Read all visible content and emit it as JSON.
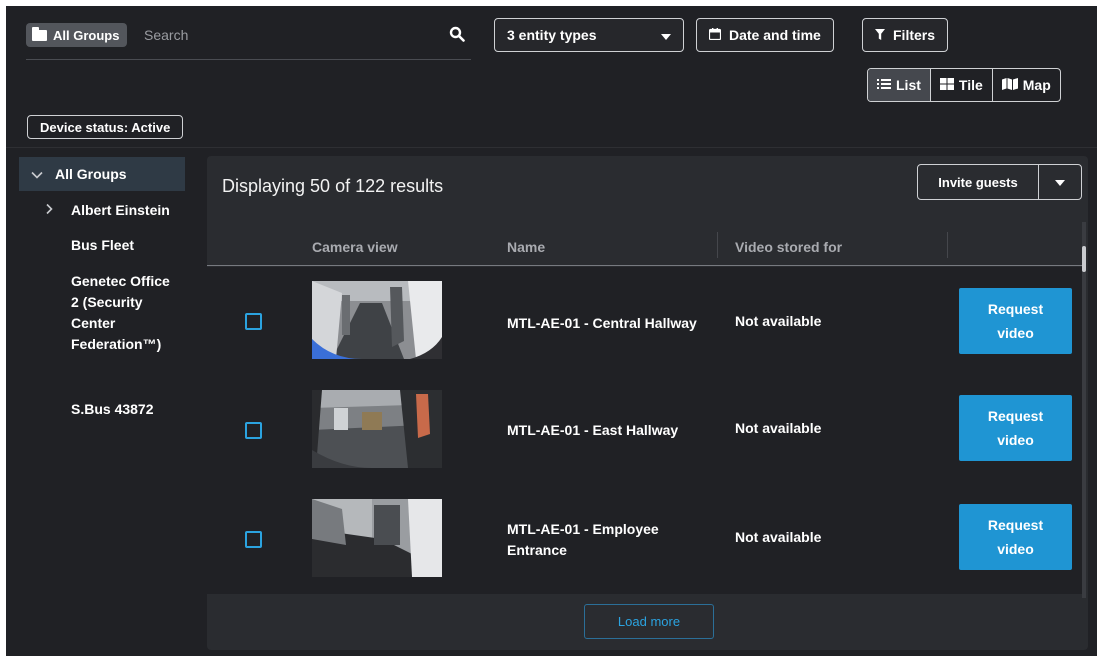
{
  "search": {
    "group_label": "All Groups",
    "placeholder": "Search"
  },
  "toolbar": {
    "entity_types": "3 entity types",
    "date_time": "Date and time",
    "filters": "Filters"
  },
  "views": [
    {
      "label": "List",
      "icon": "list-icon",
      "active": true
    },
    {
      "label": "Tile",
      "icon": "tile-icon",
      "active": false
    },
    {
      "label": "Map",
      "icon": "map-icon",
      "active": false
    }
  ],
  "status_chip": "Device status: Active",
  "sidebar": {
    "root": "All Groups",
    "items": [
      {
        "label": "Albert Einstein",
        "expandable": true
      },
      {
        "label": "Bus Fleet",
        "expandable": false
      },
      {
        "label": "Genetec Office 2 (Security Center Federation™)",
        "expandable": false
      },
      {
        "label": "S.Bus 43872",
        "expandable": false
      }
    ]
  },
  "results": {
    "summary": "Displaying 50 of 122 results",
    "invite_label": "Invite guests",
    "columns": [
      "Camera view",
      "Name",
      "Video stored for"
    ],
    "rows": [
      {
        "name": "MTL-AE-01 - Central Hallway",
        "stored": "Not available",
        "action": "Request video"
      },
      {
        "name": "MTL-AE-01 - East Hallway",
        "stored": "Not available",
        "action": "Request video"
      },
      {
        "name": "MTL-AE-01 - Employee Entrance",
        "stored": "Not available",
        "action": "Request video"
      }
    ],
    "load_more": "Load more"
  },
  "colors": {
    "background": "#202125",
    "panel": "#2a2c30",
    "accent": "#1f95d3",
    "selected_tree": "#2f3a45"
  }
}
+---+
| Exercise requirements |
Make an exact copy of the listing above. Do not include the pictures.

| Full response |
Read all visible content and emit it as JSON.
{
  "search": {
    "group_label": "All Groups",
    "placeholder": "Search"
  },
  "toolbar": {
    "entity_types": "3 entity types",
    "date_time": "Date and time",
    "filters": "Filters"
  },
  "views": [
    {
      "label": "List",
      "icon": "list-icon",
      "active": true
    },
    {
      "label": "Tile",
      "icon": "tile-icon",
      "active": false
    },
    {
      "label": "Map",
      "icon": "map-icon",
      "active": false
    }
  ],
  "status_chip": "Device status: Active",
  "sidebar": {
    "root": "All Groups",
    "items": [
      {
        "label": "Albert Einstein",
        "expandable": true
      },
      {
        "label": "Bus Fleet",
        "expandable": false
      },
      {
        "label": "Genetec Office 2 (Security Center Federation™)",
        "expandable": false
      },
      {
        "label": "S.Bus 43872",
        "expandable": false
      }
    ]
  },
  "results": {
    "summary": "Displaying 50 of 122 results",
    "invite_label": "Invite guests",
    "columns": [
      "Camera view",
      "Name",
      "Video stored for"
    ],
    "rows": [
      {
        "name": "MTL-AE-01 - Central Hallway",
        "stored": "Not available",
        "action": "Request video"
      },
      {
        "name": "MTL-AE-01 - East Hallway",
        "stored": "Not available",
        "action": "Request video"
      },
      {
        "name": "MTL-AE-01 - Employee Entrance",
        "stored": "Not available",
        "action": "Request video"
      }
    ],
    "load_more": "Load more"
  },
  "colors": {
    "background": "#202125",
    "panel": "#2a2c30",
    "accent": "#1f95d3",
    "selected_tree": "#2f3a45"
  }
}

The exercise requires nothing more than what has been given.